Instruction - Would you transcribe the listing that follows, character for character, and omit its images?

Source records -

>> BEGIN

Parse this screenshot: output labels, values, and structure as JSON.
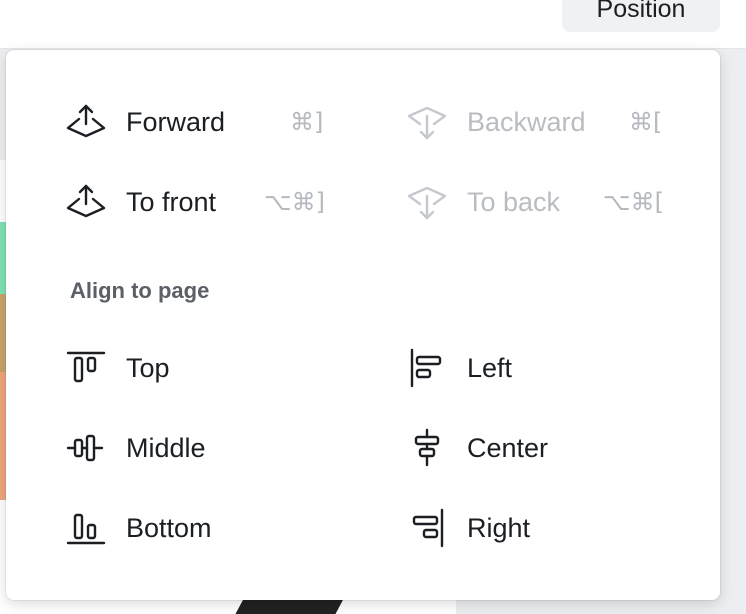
{
  "toolbar": {
    "position_button_label": "Position"
  },
  "layer": {
    "forward": {
      "label": "Forward",
      "shortcut": "⌘]",
      "icon": "bring-forward-icon",
      "enabled": true
    },
    "backward": {
      "label": "Backward",
      "shortcut": "⌘[",
      "icon": "send-backward-icon",
      "enabled": false
    },
    "to_front": {
      "label": "To front",
      "shortcut": "⌥⌘]",
      "icon": "bring-to-front-icon",
      "enabled": true
    },
    "to_back": {
      "label": "To back",
      "shortcut": "⌥⌘[",
      "icon": "send-to-back-icon",
      "enabled": false
    }
  },
  "align": {
    "title": "Align to page",
    "top": {
      "label": "Top",
      "icon": "align-top-icon"
    },
    "left": {
      "label": "Left",
      "icon": "align-left-icon"
    },
    "middle": {
      "label": "Middle",
      "icon": "align-middle-icon"
    },
    "center": {
      "label": "Center",
      "icon": "align-center-icon"
    },
    "bottom": {
      "label": "Bottom",
      "icon": "align-bottom-icon"
    },
    "right": {
      "label": "Right",
      "icon": "align-right-icon"
    }
  },
  "colors": {
    "text": "#1b1f23",
    "disabled_text": "#b9bdc2",
    "shortcut_text": "#b5b9bf",
    "section_title": "#5b6066"
  }
}
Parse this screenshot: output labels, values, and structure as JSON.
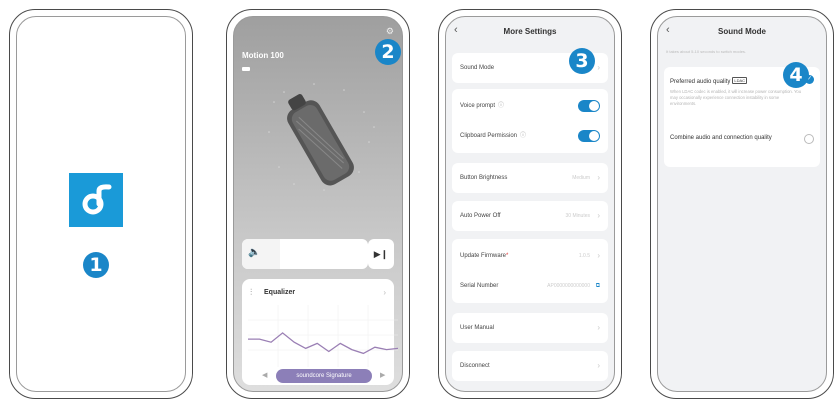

>> END

Written reply -
Parse this screenshot: output labels, values, and structure as JSON.
{
  "toolbar": {
    "position_button_label": "Position"
  },
  "layer": {
    "forward": {
      "label": "Forward",
      "shortcut": "⌘]",
      "icon": "bring-forward-icon",
      "enabled": true
    },
    "backward": {
      "label": "Backward",
      "shortcut": "⌘[",
      "icon": "send-backward-icon",
      "enabled": false
    },
    "to_front": {
      "label": "To front",
      "shortcut": "⌥⌘]",
      "icon": "bring-to-front-icon",
      "enabled": true
    },
    "to_back": {
      "label": "To back",
      "shortcut": "⌥⌘[",
      "icon": "send-to-back-icon",
      "enabled": false
    }
  },
  "align": {
    "title": "Align to page",
    "top": {
      "label": "Top",
      "icon": "align-top-icon"
    },
    "left": {
      "label": "Left",
      "icon": "align-left-icon"
    },
    "middle": {
      "label": "Middle",
      "icon": "align-middle-icon"
    },
    "center": {
      "label": "Center",
      "icon": "align-center-icon"
    },
    "bottom": {
      "label": "Bottom",
      "icon": "align-bottom-icon"
    },
    "right": {
      "label": "Right",
      "icon": "align-right-icon"
    }
  },
  "colors": {
    "text": "#1b1f23",
    "disabled_text": "#b9bdc2",
    "shortcut_text": "#b5b9bf",
    "section_title": "#5b6066"
  }
}
Parse this screenshot: output labels, values, and structure as JSON.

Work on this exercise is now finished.